- _Exercise details_
From the listing below, pull out the lines that hold "construction".

- _Data for processing_

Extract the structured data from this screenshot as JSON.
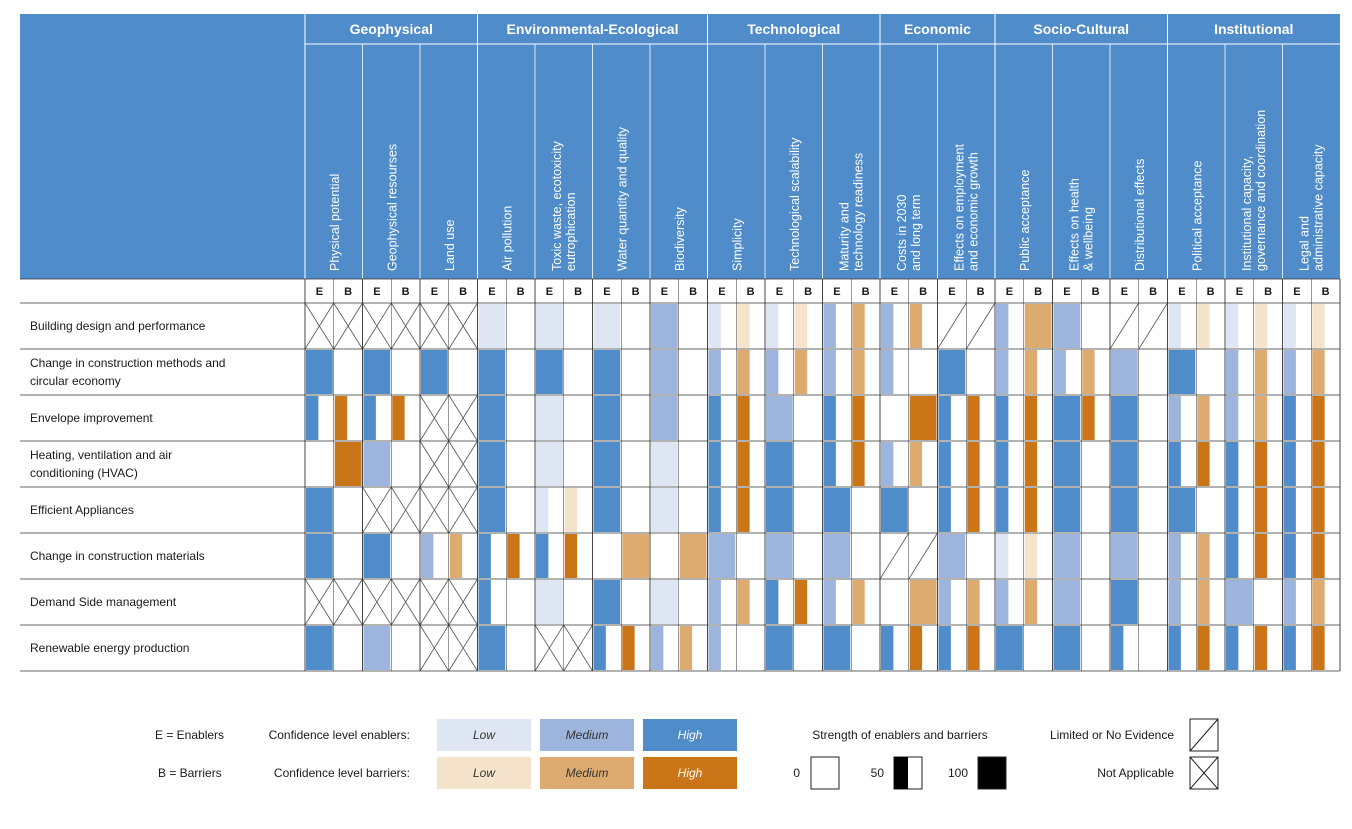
{
  "chart_data": {
    "type": "heatmap",
    "categories": [
      {
        "name": "Geophysical",
        "indicators": [
          "Physical potential",
          "Geophysical resourses",
          "Land use"
        ]
      },
      {
        "name": "Environmental-Ecological",
        "indicators": [
          "Air pollution",
          "Toxic waste, ecotoxicity eutrophication",
          "Water quantity and quality",
          "Biodiversity"
        ]
      },
      {
        "name": "Technological",
        "indicators": [
          "Simplicity",
          "Technological scalability",
          "Maturity and technology readiness"
        ]
      },
      {
        "name": "Economic",
        "indicators": [
          "Costs in 2030 and long term",
          "Effects on employment and economic growth"
        ]
      },
      {
        "name": "Socio-Cultural",
        "indicators": [
          "Public acceptance",
          "Effects on health & wellbeing",
          "Distributional effects"
        ]
      },
      {
        "name": "Institutional",
        "indicators": [
          "Political acceptance",
          "Institutional capacity, governance and coordination",
          "Legal and administrative capacity"
        ]
      }
    ],
    "sub_columns": [
      "E",
      "B"
    ],
    "rows": [
      "Building design and performance",
      "Change in construction methods and circular economy",
      "Envelope improvement",
      "Heating, ventilation and air conditioning (HVAC)",
      "Efficient Appliances",
      "Change in construction materials",
      "Demand Side management",
      "Renewable energy production"
    ],
    "encoding": {
      "cell": "[confidence, strength]",
      "confidence": "L/M/H",
      "strength": "0/50/100",
      "NA": "Not Applicable",
      "LE": "Limited or No Evidence"
    },
    "cells": [
      [
        "NA",
        "NA",
        "NA",
        "NA",
        "NA",
        "NA",
        [
          "L",
          100
        ],
        [
          "",
          0
        ],
        [
          "L",
          100
        ],
        [
          "",
          0
        ],
        [
          "L",
          100
        ],
        [
          "",
          0
        ],
        [
          "M",
          100
        ],
        [
          "",
          0
        ],
        [
          "L",
          50
        ],
        [
          "L",
          50
        ],
        [
          "L",
          50
        ],
        [
          "L",
          50
        ],
        [
          "M",
          50
        ],
        [
          "M",
          50
        ],
        [
          "M",
          50
        ],
        [
          "M",
          50
        ],
        "LE",
        "LE",
        [
          "M",
          50
        ],
        [
          "M",
          100
        ],
        [
          "M",
          100
        ],
        [
          "",
          0
        ],
        "LE",
        "LE",
        [
          "L",
          50
        ],
        [
          "L",
          50
        ],
        [
          "L",
          50
        ],
        [
          "L",
          50
        ],
        [
          "L",
          50
        ],
        [
          "L",
          50
        ]
      ],
      [
        [
          "H",
          100
        ],
        [
          "",
          0
        ],
        [
          "H",
          100
        ],
        [
          "",
          0
        ],
        [
          "H",
          100
        ],
        [
          "",
          0
        ],
        [
          "H",
          100
        ],
        [
          "",
          0
        ],
        [
          "H",
          100
        ],
        [
          "",
          0
        ],
        [
          "H",
          100
        ],
        [
          "",
          0
        ],
        [
          "M",
          100
        ],
        [
          "",
          0
        ],
        [
          "M",
          50
        ],
        [
          "M",
          50
        ],
        [
          "M",
          50
        ],
        [
          "M",
          50
        ],
        [
          "M",
          50
        ],
        [
          "M",
          50
        ],
        [
          "M",
          50
        ],
        [
          "",
          0
        ],
        [
          "H",
          100
        ],
        [
          "",
          0
        ],
        [
          "M",
          50
        ],
        [
          "M",
          50
        ],
        [
          "M",
          50
        ],
        [
          "M",
          50
        ],
        [
          "M",
          100
        ],
        [
          "",
          0
        ],
        [
          "H",
          100
        ],
        [
          "",
          0
        ],
        [
          "M",
          50
        ],
        [
          "M",
          50
        ],
        [
          "M",
          50
        ],
        [
          "M",
          50
        ]
      ],
      [
        [
          "H",
          50
        ],
        [
          "H",
          50
        ],
        [
          "H",
          50
        ],
        [
          "H",
          50
        ],
        "NA",
        "NA",
        [
          "H",
          100
        ],
        [
          "",
          0
        ],
        [
          "L",
          100
        ],
        [
          "",
          0
        ],
        [
          "H",
          100
        ],
        [
          "",
          0
        ],
        [
          "M",
          100
        ],
        [
          "",
          0
        ],
        [
          "H",
          50
        ],
        [
          "H",
          50
        ],
        [
          "M",
          100
        ],
        [
          "",
          0
        ],
        [
          "H",
          50
        ],
        [
          "H",
          50
        ],
        [
          "",
          0
        ],
        [
          "H",
          100
        ],
        [
          "H",
          50
        ],
        [
          "H",
          50
        ],
        [
          "H",
          50
        ],
        [
          "H",
          50
        ],
        [
          "H",
          100
        ],
        [
          "H",
          50
        ],
        [
          "H",
          100
        ],
        [
          "",
          0
        ],
        [
          "M",
          50
        ],
        [
          "M",
          50
        ],
        [
          "M",
          50
        ],
        [
          "M",
          50
        ],
        [
          "H",
          50
        ],
        [
          "H",
          50
        ]
      ],
      [
        [
          "",
          0
        ],
        [
          "H",
          100
        ],
        [
          "M",
          100
        ],
        [
          "",
          0
        ],
        "NA",
        "NA",
        [
          "H",
          100
        ],
        [
          "",
          0
        ],
        [
          "L",
          100
        ],
        [
          "",
          0
        ],
        [
          "H",
          100
        ],
        [
          "",
          0
        ],
        [
          "L",
          100
        ],
        [
          "",
          0
        ],
        [
          "H",
          50
        ],
        [
          "H",
          50
        ],
        [
          "H",
          100
        ],
        [
          "",
          0
        ],
        [
          "H",
          50
        ],
        [
          "H",
          50
        ],
        [
          "M",
          50
        ],
        [
          "M",
          50
        ],
        [
          "H",
          50
        ],
        [
          "H",
          50
        ],
        [
          "H",
          50
        ],
        [
          "H",
          50
        ],
        [
          "H",
          100
        ],
        [
          "",
          0
        ],
        [
          "H",
          100
        ],
        [
          "",
          0
        ],
        [
          "H",
          50
        ],
        [
          "H",
          50
        ],
        [
          "H",
          50
        ],
        [
          "H",
          50
        ],
        [
          "H",
          50
        ],
        [
          "H",
          50
        ]
      ],
      [
        [
          "H",
          100
        ],
        [
          "",
          0
        ],
        "NA",
        "NA",
        "NA",
        "NA",
        [
          "H",
          100
        ],
        [
          "",
          0
        ],
        [
          "L",
          50
        ],
        [
          "L",
          50
        ],
        [
          "H",
          100
        ],
        [
          "",
          0
        ],
        [
          "L",
          100
        ],
        [
          "",
          0
        ],
        [
          "H",
          50
        ],
        [
          "H",
          50
        ],
        [
          "H",
          100
        ],
        [
          "",
          0
        ],
        [
          "H",
          100
        ],
        [
          "",
          0
        ],
        [
          "H",
          100
        ],
        [
          "",
          0
        ],
        [
          "H",
          50
        ],
        [
          "H",
          50
        ],
        [
          "H",
          50
        ],
        [
          "H",
          50
        ],
        [
          "H",
          100
        ],
        [
          "",
          0
        ],
        [
          "H",
          100
        ],
        [
          "",
          0
        ],
        [
          "H",
          100
        ],
        [
          "",
          0
        ],
        [
          "H",
          50
        ],
        [
          "H",
          50
        ],
        [
          "H",
          50
        ],
        [
          "H",
          50
        ]
      ],
      [
        [
          "H",
          100
        ],
        [
          "",
          0
        ],
        [
          "H",
          100
        ],
        [
          "",
          0
        ],
        [
          "M",
          50
        ],
        [
          "M",
          50
        ],
        [
          "H",
          50
        ],
        [
          "H",
          50
        ],
        [
          "H",
          50
        ],
        [
          "H",
          50
        ],
        [
          "",
          0
        ],
        [
          "M",
          100
        ],
        [
          "",
          0
        ],
        [
          "M",
          100
        ],
        [
          "M",
          100
        ],
        [
          "",
          0
        ],
        [
          "M",
          100
        ],
        [
          "",
          0
        ],
        [
          "M",
          100
        ],
        [
          "",
          0
        ],
        "LE",
        "LE",
        [
          "M",
          100
        ],
        [
          "",
          0
        ],
        [
          "L",
          50
        ],
        [
          "L",
          50
        ],
        [
          "M",
          100
        ],
        [
          "",
          0
        ],
        [
          "M",
          100
        ],
        [
          "",
          0
        ],
        [
          "M",
          50
        ],
        [
          "M",
          50
        ],
        [
          "H",
          50
        ],
        [
          "H",
          50
        ],
        [
          "H",
          50
        ],
        [
          "H",
          50
        ]
      ],
      [
        "NA",
        "NA",
        "NA",
        "NA",
        "NA",
        "NA",
        [
          "H",
          50
        ],
        [
          "",
          0
        ],
        [
          "L",
          100
        ],
        [
          "",
          0
        ],
        [
          "H",
          100
        ],
        [
          "",
          0
        ],
        [
          "L",
          100
        ],
        [
          "",
          0
        ],
        [
          "M",
          50
        ],
        [
          "M",
          50
        ],
        [
          "H",
          50
        ],
        [
          "H",
          50
        ],
        [
          "M",
          50
        ],
        [
          "M",
          50
        ],
        [
          "",
          0
        ],
        [
          "M",
          100
        ],
        [
          "M",
          50
        ],
        [
          "M",
          50
        ],
        [
          "M",
          50
        ],
        [
          "M",
          50
        ],
        [
          "M",
          100
        ],
        [
          "",
          0
        ],
        [
          "H",
          100
        ],
        [
          "",
          0
        ],
        [
          "M",
          50
        ],
        [
          "M",
          50
        ],
        [
          "M",
          100
        ],
        [
          "",
          0
        ],
        [
          "M",
          50
        ],
        [
          "M",
          50
        ]
      ],
      [
        [
          "H",
          100
        ],
        [
          "",
          0
        ],
        [
          "M",
          100
        ],
        [
          "",
          0
        ],
        "NA",
        "NA",
        [
          "H",
          100
        ],
        [
          "",
          0
        ],
        "NA",
        "NA",
        [
          "H",
          50
        ],
        [
          "H",
          50
        ],
        [
          "M",
          50
        ],
        [
          "M",
          50
        ],
        [
          "M",
          50
        ],
        [
          "",
          0
        ],
        [
          "H",
          100
        ],
        [
          "",
          0
        ],
        [
          "H",
          100
        ],
        [
          "",
          0
        ],
        [
          "H",
          50
        ],
        [
          "H",
          50
        ],
        [
          "H",
          50
        ],
        [
          "H",
          50
        ],
        [
          "H",
          100
        ],
        [
          "",
          0
        ],
        [
          "H",
          100
        ],
        [
          "",
          0
        ],
        [
          "H",
          50
        ],
        [
          "",
          0
        ],
        [
          "H",
          50
        ],
        [
          "H",
          50
        ],
        [
          "H",
          50
        ],
        [
          "H",
          50
        ],
        [
          "H",
          50
        ],
        [
          "H",
          50
        ]
      ]
    ]
  },
  "legend": {
    "enablers_key": "E = Enablers",
    "barriers_key": "B = Barriers",
    "conf_enablers": "Confidence level enablers:",
    "conf_barriers": "Confidence level barriers:",
    "levels": [
      "Low",
      "Medium",
      "High"
    ],
    "strength_title": "Strength of enablers and barriers",
    "strength_values": [
      "0",
      "50",
      "100"
    ],
    "limited": "Limited or No Evidence",
    "not_applicable": "Not Applicable"
  },
  "colors": {
    "header_blue": "#4f8cc9",
    "enabler_low": "#dfe6f3",
    "enabler_medium": "#9db5dc",
    "enabler_high": "#4f8cc9",
    "barrier_low": "#f6e3cc",
    "barrier_medium": "#ddab6f",
    "barrier_high": "#c97518"
  }
}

- _Written answer_
      "Change in construction methods and circular economy",
      "Change in construction materials",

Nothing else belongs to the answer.